• _Brief_
All records below must be retyped exactly.

Data records:
------------------------------------------------------------------------

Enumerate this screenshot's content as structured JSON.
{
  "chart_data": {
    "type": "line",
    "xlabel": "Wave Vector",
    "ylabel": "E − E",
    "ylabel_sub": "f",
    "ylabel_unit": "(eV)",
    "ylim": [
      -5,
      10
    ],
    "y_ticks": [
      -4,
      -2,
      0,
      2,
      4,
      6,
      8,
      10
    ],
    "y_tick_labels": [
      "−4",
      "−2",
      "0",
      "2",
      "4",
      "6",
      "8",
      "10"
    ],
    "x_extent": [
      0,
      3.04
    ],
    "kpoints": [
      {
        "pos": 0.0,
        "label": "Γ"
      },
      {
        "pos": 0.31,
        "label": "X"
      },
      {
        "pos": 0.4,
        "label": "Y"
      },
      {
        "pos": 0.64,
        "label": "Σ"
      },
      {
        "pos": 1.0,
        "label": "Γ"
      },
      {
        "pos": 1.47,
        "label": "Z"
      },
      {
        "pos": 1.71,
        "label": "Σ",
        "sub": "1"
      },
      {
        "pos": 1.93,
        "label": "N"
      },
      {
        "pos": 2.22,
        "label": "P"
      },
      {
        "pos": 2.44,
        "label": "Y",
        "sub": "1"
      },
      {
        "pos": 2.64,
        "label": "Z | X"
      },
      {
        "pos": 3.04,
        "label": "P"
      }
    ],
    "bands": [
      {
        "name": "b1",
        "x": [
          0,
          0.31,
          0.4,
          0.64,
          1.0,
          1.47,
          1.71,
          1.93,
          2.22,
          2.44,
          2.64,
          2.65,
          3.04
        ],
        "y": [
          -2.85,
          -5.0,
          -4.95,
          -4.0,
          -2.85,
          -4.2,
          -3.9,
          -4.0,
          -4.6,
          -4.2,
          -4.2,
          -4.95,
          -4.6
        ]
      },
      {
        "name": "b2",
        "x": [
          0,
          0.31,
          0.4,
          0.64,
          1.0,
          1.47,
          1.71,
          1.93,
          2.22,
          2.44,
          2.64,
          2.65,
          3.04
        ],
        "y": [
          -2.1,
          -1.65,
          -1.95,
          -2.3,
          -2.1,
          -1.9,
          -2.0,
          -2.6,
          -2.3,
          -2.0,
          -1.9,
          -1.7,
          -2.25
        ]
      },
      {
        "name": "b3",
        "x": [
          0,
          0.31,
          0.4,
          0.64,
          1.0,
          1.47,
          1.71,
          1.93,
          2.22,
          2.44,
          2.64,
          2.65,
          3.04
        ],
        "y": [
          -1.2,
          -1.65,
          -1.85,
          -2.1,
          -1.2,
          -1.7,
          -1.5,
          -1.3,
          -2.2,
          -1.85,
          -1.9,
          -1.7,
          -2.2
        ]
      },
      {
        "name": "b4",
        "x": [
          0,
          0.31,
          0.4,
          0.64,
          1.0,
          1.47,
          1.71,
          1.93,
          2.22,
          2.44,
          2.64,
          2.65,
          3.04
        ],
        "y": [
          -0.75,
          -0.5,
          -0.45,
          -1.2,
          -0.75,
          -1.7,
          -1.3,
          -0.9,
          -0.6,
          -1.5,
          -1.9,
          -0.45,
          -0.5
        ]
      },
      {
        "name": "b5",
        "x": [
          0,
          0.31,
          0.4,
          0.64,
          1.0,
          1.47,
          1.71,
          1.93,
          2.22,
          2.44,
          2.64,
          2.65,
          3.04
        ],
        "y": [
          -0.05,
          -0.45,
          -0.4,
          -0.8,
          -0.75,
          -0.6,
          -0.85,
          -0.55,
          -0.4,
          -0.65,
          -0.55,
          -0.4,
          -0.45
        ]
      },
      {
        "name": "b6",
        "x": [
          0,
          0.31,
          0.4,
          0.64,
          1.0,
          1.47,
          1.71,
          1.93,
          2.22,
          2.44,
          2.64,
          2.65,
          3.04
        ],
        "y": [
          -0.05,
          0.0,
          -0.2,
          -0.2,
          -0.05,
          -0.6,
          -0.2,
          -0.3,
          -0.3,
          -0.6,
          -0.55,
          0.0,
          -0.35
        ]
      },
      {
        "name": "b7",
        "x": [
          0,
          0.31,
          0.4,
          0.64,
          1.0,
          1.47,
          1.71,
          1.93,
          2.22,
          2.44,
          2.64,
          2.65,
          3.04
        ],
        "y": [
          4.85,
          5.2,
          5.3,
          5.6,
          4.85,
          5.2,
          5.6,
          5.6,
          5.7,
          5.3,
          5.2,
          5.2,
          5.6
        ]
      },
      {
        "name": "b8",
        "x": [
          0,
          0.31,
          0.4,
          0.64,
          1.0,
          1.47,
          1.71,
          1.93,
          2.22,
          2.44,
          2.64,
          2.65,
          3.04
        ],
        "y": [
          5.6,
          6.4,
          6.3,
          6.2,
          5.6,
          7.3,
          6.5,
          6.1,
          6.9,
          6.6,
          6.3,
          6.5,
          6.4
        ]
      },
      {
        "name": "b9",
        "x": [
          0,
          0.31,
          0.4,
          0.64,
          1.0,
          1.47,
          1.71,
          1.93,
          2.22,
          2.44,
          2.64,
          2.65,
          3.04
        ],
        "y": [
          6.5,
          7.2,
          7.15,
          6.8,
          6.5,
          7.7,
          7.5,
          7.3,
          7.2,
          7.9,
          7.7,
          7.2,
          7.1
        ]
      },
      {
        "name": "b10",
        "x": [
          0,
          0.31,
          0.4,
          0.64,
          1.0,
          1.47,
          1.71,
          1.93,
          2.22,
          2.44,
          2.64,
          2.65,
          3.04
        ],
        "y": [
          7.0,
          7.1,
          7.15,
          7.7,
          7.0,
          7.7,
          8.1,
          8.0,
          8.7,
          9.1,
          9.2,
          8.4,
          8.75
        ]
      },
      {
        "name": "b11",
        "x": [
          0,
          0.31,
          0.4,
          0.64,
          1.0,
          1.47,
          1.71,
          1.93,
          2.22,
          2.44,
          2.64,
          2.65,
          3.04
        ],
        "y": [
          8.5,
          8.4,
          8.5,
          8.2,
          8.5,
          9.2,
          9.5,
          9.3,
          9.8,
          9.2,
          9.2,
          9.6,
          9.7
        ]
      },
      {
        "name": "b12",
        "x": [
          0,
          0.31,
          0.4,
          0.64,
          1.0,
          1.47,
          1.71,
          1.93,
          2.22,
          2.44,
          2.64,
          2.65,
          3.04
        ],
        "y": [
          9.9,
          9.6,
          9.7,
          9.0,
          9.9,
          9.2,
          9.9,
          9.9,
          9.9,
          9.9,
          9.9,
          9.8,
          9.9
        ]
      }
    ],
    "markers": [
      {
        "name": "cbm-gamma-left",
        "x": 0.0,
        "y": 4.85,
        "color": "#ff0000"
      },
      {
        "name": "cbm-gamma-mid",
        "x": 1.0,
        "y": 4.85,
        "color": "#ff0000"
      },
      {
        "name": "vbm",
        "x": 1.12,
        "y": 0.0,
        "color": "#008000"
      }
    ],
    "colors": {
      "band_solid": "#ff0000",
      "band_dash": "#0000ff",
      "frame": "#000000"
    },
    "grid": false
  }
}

------------------------------------------------------------------------

• _Solution to this task_
Enumerate this screenshot's content as structured JSON.
{
  "chart_data": {
    "type": "line",
    "xlabel": "Wave Vector",
    "ylabel": "E − E",
    "ylabel_sub": "f",
    "ylabel_unit": "(eV)",
    "ylim": [
      -5,
      10
    ],
    "y_ticks": [
      -4,
      -2,
      0,
      2,
      4,
      6,
      8,
      10
    ],
    "y_tick_labels": [
      "−4",
      "−2",
      "0",
      "2",
      "4",
      "6",
      "8",
      "10"
    ],
    "x_extent": [
      0,
      3.04
    ],
    "kpoints": [
      {
        "pos": 0.0,
        "label": "Γ"
      },
      {
        "pos": 0.31,
        "label": "X"
      },
      {
        "pos": 0.4,
        "label": "Y"
      },
      {
        "pos": 0.64,
        "label": "Σ"
      },
      {
        "pos": 1.0,
        "label": "Γ"
      },
      {
        "pos": 1.47,
        "label": "Z"
      },
      {
        "pos": 1.71,
        "label": "Σ",
        "sub": "1"
      },
      {
        "pos": 1.93,
        "label": "N"
      },
      {
        "pos": 2.22,
        "label": "P"
      },
      {
        "pos": 2.44,
        "label": "Y",
        "sub": "1"
      },
      {
        "pos": 2.64,
        "label": "Z | X"
      },
      {
        "pos": 3.04,
        "label": "P"
      }
    ],
    "bands": [
      {
        "name": "b1",
        "x": [
          0,
          0.31,
          0.4,
          0.64,
          1.0,
          1.47,
          1.71,
          1.93,
          2.22,
          2.44,
          2.64,
          2.65,
          3.04
        ],
        "y": [
          -2.85,
          -5.0,
          -4.95,
          -4.0,
          -2.85,
          -4.2,
          -3.9,
          -4.0,
          -4.6,
          -4.2,
          -4.2,
          -4.95,
          -4.6
        ]
      },
      {
        "name": "b2",
        "x": [
          0,
          0.31,
          0.4,
          0.64,
          1.0,
          1.47,
          1.71,
          1.93,
          2.22,
          2.44,
          2.64,
          2.65,
          3.04
        ],
        "y": [
          -2.1,
          -1.65,
          -1.95,
          -2.3,
          -2.1,
          -1.9,
          -2.0,
          -2.6,
          -2.3,
          -2.0,
          -1.9,
          -1.7,
          -2.25
        ]
      },
      {
        "name": "b3",
        "x": [
          0,
          0.31,
          0.4,
          0.64,
          1.0,
          1.47,
          1.71,
          1.93,
          2.22,
          2.44,
          2.64,
          2.65,
          3.04
        ],
        "y": [
          -1.2,
          -1.65,
          -1.85,
          -2.1,
          -1.2,
          -1.7,
          -1.5,
          -1.3,
          -2.2,
          -1.85,
          -1.9,
          -1.7,
          -2.2
        ]
      },
      {
        "name": "b4",
        "x": [
          0,
          0.31,
          0.4,
          0.64,
          1.0,
          1.47,
          1.71,
          1.93,
          2.22,
          2.44,
          2.64,
          2.65,
          3.04
        ],
        "y": [
          -0.75,
          -0.5,
          -0.45,
          -1.2,
          -0.75,
          -1.7,
          -1.3,
          -0.9,
          -0.6,
          -1.5,
          -1.9,
          -0.45,
          -0.5
        ]
      },
      {
        "name": "b5",
        "x": [
          0,
          0.31,
          0.4,
          0.64,
          1.0,
          1.47,
          1.71,
          1.93,
          2.22,
          2.44,
          2.64,
          2.65,
          3.04
        ],
        "y": [
          -0.05,
          -0.45,
          -0.4,
          -0.8,
          -0.75,
          -0.6,
          -0.85,
          -0.55,
          -0.4,
          -0.65,
          -0.55,
          -0.4,
          -0.45
        ]
      },
      {
        "name": "b6",
        "x": [
          0,
          0.31,
          0.4,
          0.64,
          1.0,
          1.47,
          1.71,
          1.93,
          2.22,
          2.44,
          2.64,
          2.65,
          3.04
        ],
        "y": [
          -0.05,
          0.0,
          -0.2,
          -0.2,
          -0.05,
          -0.6,
          -0.2,
          -0.3,
          -0.3,
          -0.6,
          -0.55,
          0.0,
          -0.35
        ]
      },
      {
        "name": "b7",
        "x": [
          0,
          0.31,
          0.4,
          0.64,
          1.0,
          1.47,
          1.71,
          1.93,
          2.22,
          2.44,
          2.64,
          2.65,
          3.04
        ],
        "y": [
          4.85,
          5.2,
          5.3,
          5.6,
          4.85,
          5.2,
          5.6,
          5.6,
          5.7,
          5.3,
          5.2,
          5.2,
          5.6
        ]
      },
      {
        "name": "b8",
        "x": [
          0,
          0.31,
          0.4,
          0.64,
          1.0,
          1.47,
          1.71,
          1.93,
          2.22,
          2.44,
          2.64,
          2.65,
          3.04
        ],
        "y": [
          5.6,
          6.4,
          6.3,
          6.2,
          5.6,
          7.3,
          6.5,
          6.1,
          6.9,
          6.6,
          6.3,
          6.5,
          6.4
        ]
      },
      {
        "name": "b9",
        "x": [
          0,
          0.31,
          0.4,
          0.64,
          1.0,
          1.47,
          1.71,
          1.93,
          2.22,
          2.44,
          2.64,
          2.65,
          3.04
        ],
        "y": [
          6.5,
          7.2,
          7.15,
          6.8,
          6.5,
          7.7,
          7.5,
          7.3,
          7.2,
          7.9,
          7.7,
          7.2,
          7.1
        ]
      },
      {
        "name": "b10",
        "x": [
          0,
          0.31,
          0.4,
          0.64,
          1.0,
          1.47,
          1.71,
          1.93,
          2.22,
          2.44,
          2.64,
          2.65,
          3.04
        ],
        "y": [
          7.0,
          7.1,
          7.15,
          7.7,
          7.0,
          7.7,
          8.1,
          8.0,
          8.7,
          9.1,
          9.2,
          8.4,
          8.75
        ]
      },
      {
        "name": "b11",
        "x": [
          0,
          0.31,
          0.4,
          0.64,
          1.0,
          1.47,
          1.71,
          1.93,
          2.22,
          2.44,
          2.64,
          2.65,
          3.04
        ],
        "y": [
          8.5,
          8.4,
          8.5,
          8.2,
          8.5,
          9.2,
          9.5,
          9.3,
          9.8,
          9.2,
          9.2,
          9.6,
          9.7
        ]
      },
      {
        "name": "b12",
        "x": [
          0,
          0.31,
          0.4,
          0.64,
          1.0,
          1.47,
          1.71,
          1.93,
          2.22,
          2.44,
          2.64,
          2.65,
          3.04
        ],
        "y": [
          9.9,
          9.6,
          9.7,
          9.0,
          9.9,
          9.2,
          9.9,
          9.9,
          9.9,
          9.9,
          9.9,
          9.8,
          9.9
        ]
      }
    ],
    "markers": [
      {
        "name": "cbm-gamma-left",
        "x": 0.0,
        "y": 4.85,
        "color": "#ff0000"
      },
      {
        "name": "cbm-gamma-mid",
        "x": 1.0,
        "y": 4.85,
        "color": "#ff0000"
      },
      {
        "name": "vbm",
        "x": 1.12,
        "y": 0.0,
        "color": "#008000"
      }
    ],
    "colors": {
      "band_solid": "#ff0000",
      "band_dash": "#0000ff",
      "frame": "#000000"
    },
    "grid": false
  }
}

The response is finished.